Copy every record below, exactly as written.

Records for the task –

● ● ● ● ●

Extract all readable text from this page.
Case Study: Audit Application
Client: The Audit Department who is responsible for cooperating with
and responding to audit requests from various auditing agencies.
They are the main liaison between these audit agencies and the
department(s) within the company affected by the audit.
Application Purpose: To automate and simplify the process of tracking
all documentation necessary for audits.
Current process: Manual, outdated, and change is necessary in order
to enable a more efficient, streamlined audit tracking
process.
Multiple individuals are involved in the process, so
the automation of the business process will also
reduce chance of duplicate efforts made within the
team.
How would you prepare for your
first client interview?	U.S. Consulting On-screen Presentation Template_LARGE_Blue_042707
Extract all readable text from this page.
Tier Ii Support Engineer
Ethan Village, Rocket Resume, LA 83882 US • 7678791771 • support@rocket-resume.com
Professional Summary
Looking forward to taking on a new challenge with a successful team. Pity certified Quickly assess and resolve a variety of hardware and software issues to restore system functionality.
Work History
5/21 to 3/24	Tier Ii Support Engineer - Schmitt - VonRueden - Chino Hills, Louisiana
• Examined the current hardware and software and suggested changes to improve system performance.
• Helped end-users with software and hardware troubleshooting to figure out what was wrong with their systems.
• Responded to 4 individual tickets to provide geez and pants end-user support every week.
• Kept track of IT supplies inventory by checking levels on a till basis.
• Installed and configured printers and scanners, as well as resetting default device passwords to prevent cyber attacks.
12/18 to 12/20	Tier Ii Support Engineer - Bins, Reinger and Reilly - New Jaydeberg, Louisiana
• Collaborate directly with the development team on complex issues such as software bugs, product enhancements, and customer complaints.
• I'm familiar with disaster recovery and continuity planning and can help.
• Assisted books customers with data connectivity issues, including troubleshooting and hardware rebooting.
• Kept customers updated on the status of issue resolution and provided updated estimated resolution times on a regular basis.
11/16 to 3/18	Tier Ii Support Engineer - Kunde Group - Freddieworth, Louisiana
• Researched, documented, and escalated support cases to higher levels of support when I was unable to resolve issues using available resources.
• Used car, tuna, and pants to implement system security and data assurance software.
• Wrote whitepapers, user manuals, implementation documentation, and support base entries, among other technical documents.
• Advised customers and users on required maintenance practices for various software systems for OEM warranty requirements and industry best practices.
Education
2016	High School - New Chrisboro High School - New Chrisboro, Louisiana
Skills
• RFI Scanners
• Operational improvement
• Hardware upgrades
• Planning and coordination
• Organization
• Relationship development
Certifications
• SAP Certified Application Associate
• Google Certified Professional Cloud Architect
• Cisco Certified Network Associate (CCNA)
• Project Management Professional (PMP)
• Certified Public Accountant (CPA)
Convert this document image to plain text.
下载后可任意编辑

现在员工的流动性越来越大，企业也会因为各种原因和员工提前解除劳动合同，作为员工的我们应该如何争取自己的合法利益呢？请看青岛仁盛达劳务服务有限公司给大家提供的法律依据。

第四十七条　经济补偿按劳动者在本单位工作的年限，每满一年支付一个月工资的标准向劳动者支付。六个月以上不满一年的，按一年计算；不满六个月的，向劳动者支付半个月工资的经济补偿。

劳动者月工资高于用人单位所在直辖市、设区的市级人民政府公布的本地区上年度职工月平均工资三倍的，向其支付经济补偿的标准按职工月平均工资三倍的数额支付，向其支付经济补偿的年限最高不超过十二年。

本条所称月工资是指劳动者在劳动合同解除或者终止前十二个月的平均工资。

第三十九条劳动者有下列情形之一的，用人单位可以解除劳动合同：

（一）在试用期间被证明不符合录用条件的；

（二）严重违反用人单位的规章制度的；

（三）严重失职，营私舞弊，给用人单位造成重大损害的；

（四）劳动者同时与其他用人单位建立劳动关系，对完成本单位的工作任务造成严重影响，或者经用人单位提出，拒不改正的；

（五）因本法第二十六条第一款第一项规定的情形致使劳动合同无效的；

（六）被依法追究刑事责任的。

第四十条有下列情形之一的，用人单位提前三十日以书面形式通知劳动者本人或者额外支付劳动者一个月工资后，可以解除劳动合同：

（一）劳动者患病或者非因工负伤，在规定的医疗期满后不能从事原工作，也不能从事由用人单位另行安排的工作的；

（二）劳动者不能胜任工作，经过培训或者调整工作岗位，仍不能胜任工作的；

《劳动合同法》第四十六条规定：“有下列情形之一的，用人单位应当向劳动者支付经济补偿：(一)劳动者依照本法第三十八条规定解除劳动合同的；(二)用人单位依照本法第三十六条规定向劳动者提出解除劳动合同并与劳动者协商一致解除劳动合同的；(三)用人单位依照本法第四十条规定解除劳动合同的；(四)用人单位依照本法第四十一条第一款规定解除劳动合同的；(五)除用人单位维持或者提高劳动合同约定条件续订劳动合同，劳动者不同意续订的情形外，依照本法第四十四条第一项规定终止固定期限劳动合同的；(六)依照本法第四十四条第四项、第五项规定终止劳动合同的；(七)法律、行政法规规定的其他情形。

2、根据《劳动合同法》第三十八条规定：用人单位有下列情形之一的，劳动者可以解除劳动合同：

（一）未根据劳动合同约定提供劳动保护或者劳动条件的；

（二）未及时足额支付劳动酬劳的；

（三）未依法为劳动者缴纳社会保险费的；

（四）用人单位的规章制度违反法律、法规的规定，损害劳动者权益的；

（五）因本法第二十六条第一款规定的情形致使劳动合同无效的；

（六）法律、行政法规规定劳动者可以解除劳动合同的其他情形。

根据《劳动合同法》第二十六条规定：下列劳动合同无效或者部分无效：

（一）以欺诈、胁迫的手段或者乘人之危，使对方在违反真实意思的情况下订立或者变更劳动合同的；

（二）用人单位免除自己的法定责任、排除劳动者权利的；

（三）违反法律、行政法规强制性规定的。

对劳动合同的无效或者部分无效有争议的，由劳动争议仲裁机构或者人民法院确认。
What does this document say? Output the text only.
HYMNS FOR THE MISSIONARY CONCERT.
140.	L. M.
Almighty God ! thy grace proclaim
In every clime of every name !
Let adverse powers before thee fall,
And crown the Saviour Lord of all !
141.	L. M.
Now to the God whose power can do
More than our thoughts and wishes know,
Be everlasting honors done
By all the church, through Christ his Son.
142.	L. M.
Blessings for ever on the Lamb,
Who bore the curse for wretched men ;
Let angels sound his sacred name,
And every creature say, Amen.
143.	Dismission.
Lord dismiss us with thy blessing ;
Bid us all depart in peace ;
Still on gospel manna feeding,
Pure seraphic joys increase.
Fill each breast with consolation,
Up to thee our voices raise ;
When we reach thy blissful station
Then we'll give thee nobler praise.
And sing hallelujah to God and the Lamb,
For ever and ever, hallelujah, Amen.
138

● ● ● ● ●

Written answer –
Extract all readable text from this page.
Case Study: Audit Application
Client: The Audit Department who is responsible for cooperating with
and responding to audit requests from various auditing agencies.
They are the main liaison between these audit agencies and the
department(s) within the company affected by the audit.
Application Purpose: To automate and simplify the process of tracking
all documentation necessary for audits.
Current process: Manual, outdated, and change is necessary in order
to enable a more efficient, streamlined audit tracking
process.
Multiple individuals are involved in the process, so
the automation of the business process will also
reduce chance of duplicate efforts made within the
team.
How would you prepare for your
first client interview?	U.S. Consulting On-screen Presentation Template_LARGE_Blue_042707
Extract all readable text from this page.
Tier Ii Support Engineer
Ethan Village, Rocket Resume, LA 83882 US • 7678791771 • support@rocket-resume.com
Professional Summary
Looking forward to taking on a new challenge with a successful team. Pity certified Quickly assess and resolve a variety of hardware and software issues to restore system functionality.
Work History
5/21 to 3/24	Tier Ii Support Engineer - Schmitt - VonRueden - Chino Hills, Louisiana
• Examined the current hardware and software and suggested changes to improve system performance.
• Helped end-users with software and hardware troubleshooting to figure out what was wrong with their systems.
• Responded to 4 individual tickets to provide geez and pants end-user support every week.
• Kept track of IT supplies inventory by checking levels on a till basis.
• Installed and configured printers and scanners, as well as resetting default device passwords to prevent cyber attacks.
12/18 to 12/20	Tier Ii Support Engineer - Bins, Reinger and Reilly - New Jaydeberg, Louisiana
• Collaborate directly with the development team on complex issues such as software bugs, product enhancements, and customer complaints.
• I'm familiar with disaster recovery and continuity planning and can help.
• Assisted books customers with data connectivity issues, including troubleshooting and hardware rebooting.
• Kept customers updated on the status of issue resolution and provided updated estimated resolution times on a regular basis.
11/16 to 3/18	Tier Ii Support Engineer - Kunde Group - Freddieworth, Louisiana
• Researched, documented, and escalated support cases to higher levels of support when I was unable to resolve issues using available resources.
• Used car, tuna, and pants to implement system security and data assurance software.
• Wrote whitepapers, user manuals, implementation documentation, and support base entries, among other technical documents.
• Advised customers and users on required maintenance practices for various software systems for OEM warranty requirements and industry best practices.
Education
2016	High School - New Chrisboro High School - New Chrisboro, Louisiana
Skills
• RFI Scanners
• Operational improvement
• Hardware upgrades
• Planning and coordination
• Organization
• Relationship development
Certifications
• SAP Certified Application Associate
• Google Certified Professional Cloud Architect
• Cisco Certified Network Associate (CCNA)
• Project Management Professional (PMP)
• Certified Public Accountant (CPA)
Convert this document image to plain text.
下载后可任意编辑

现在员工的流动性越来越大，企业也会因为各种原因和员工提前解除劳动合同，作为员工的我们应该如何争取自己的合法利益呢？请看青岛仁盛达劳务服务有限公司给大家提供的法律依据。

第四十七条　经济补偿按劳动者在本单位工作的年限，每满一年支付一个月工资的标准向劳动者支付。六个月以上不满一年的，按一年计算；不满六个月的，向劳动者支付半个月工资的经济补偿。

劳动者月工资高于用人单位所在直辖市、设区的市级人民政府公布的本地区上年度职工月平均工资三倍的，向其支付经济补偿的标准按职工月平均工资三倍的数额支付，向其支付经济补偿的年限最高不超过十二年。

本条所称月工资是指劳动者在劳动合同解除或者终止前十二个月的平均工资。

第三十九条劳动者有下列情形之一的，用人单位可以解除劳动合同：

（一）在试用期间被证明不符合录用条件的；

（二）严重违反用人单位的规章制度的；

（三）严重失职，营私舞弊，给用人单位造成重大损害的；

（四）劳动者同时与其他用人单位建立劳动关系，对完成本单位的工作任务造成严重影响，或者经用人单位提出，拒不改正的；

（五）因本法第二十六条第一款第一项规定的情形致使劳动合同无效的；

（六）被依法追究刑事责任的。

第四十条有下列情形之一的，用人单位提前三十日以书面形式通知劳动者本人或者额外支付劳动者一个月工资后，可以解除劳动合同：

（一）劳动者患病或者非因工负伤，在规定的医疗期满后不能从事原工作，也不能从事由用人单位另行安排的工作的；

（二）劳动者不能胜任工作，经过培训或者调整工作岗位，仍不能胜任工作的；

《劳动合同法》第四十六条规定：“有下列情形之一的，用人单位应当向劳动者支付经济补偿：(一)劳动者依照本法第三十八条规定解除劳动合同的；(二)用人单位依照本法第三十六条规定向劳动者提出解除劳动合同并与劳动者协商一致解除劳动合同的；(三)用人单位依照本法第四十条规定解除劳动合同的；(四)用人单位依照本法第四十一条第一款规定解除劳动合同的；(五)除用人单位维持或者提高劳动合同约定条件续订劳动合同，劳动者不同意续订的情形外，依照本法第四十四条第一项规定终止固定期限劳动合同的；(六)依照本法第四十四条第四项、第五项规定终止劳动合同的；(七)法律、行政法规规定的其他情形。

2、根据《劳动合同法》第三十八条规定：用人单位有下列情形之一的，劳动者可以解除劳动合同：

（一）未根据劳动合同约定提供劳动保护或者劳动条件的；

（二）未及时足额支付劳动酬劳的；

（三）未依法为劳动者缴纳社会保险费的；

（四）用人单位的规章制度违反法律、法规的规定，损害劳动者权益的；

（五）因本法第二十六条第一款规定的情形致使劳动合同无效的；

（六）法律、行政法规规定劳动者可以解除劳动合同的其他情形。

根据《劳动合同法》第二十六条规定：下列劳动合同无效或者部分无效：

（一）以欺诈、胁迫的手段或者乘人之危，使对方在违反真实意思的情况下订立或者变更劳动合同的；

（二）用人单位免除自己的法定责任、排除劳动者权利的；

（三）违反法律、行政法规强制性规定的。

对劳动合同的无效或者部分无效有争议的，由劳动争议仲裁机构或者人民法院确认。
What does this document say? Output the text only.
HYMNS FOR THE MISSIONARY CONCERT.
140.	L. M.
Almighty God ! thy grace proclaim
In every clime of every name !
Let adverse powers before thee fall,
And crown the Saviour Lord of all !
141.	L. M.
Now to the God whose power can do
More than our thoughts and wishes know,
Be everlasting honors done
By all the church, through Christ his Son.
142.	L. M.
Blessings for ever on the Lamb,
Who bore the curse for wretched men ;
Let angels sound his sacred name,
And every creature say, Amen.
143.	Dismission.
Lord dismiss us with thy blessing ;
Bid us all depart in peace ;
Still on gospel manna feeding,
Pure seraphic joys increase.
Fill each breast with consolation,
Up to thee our voices raise ;
When we reach thy blissful station
Then we'll give thee nobler praise.
And sing hallelujah to God and the Lamb,
For ever and ever, hallelujah, Amen.
138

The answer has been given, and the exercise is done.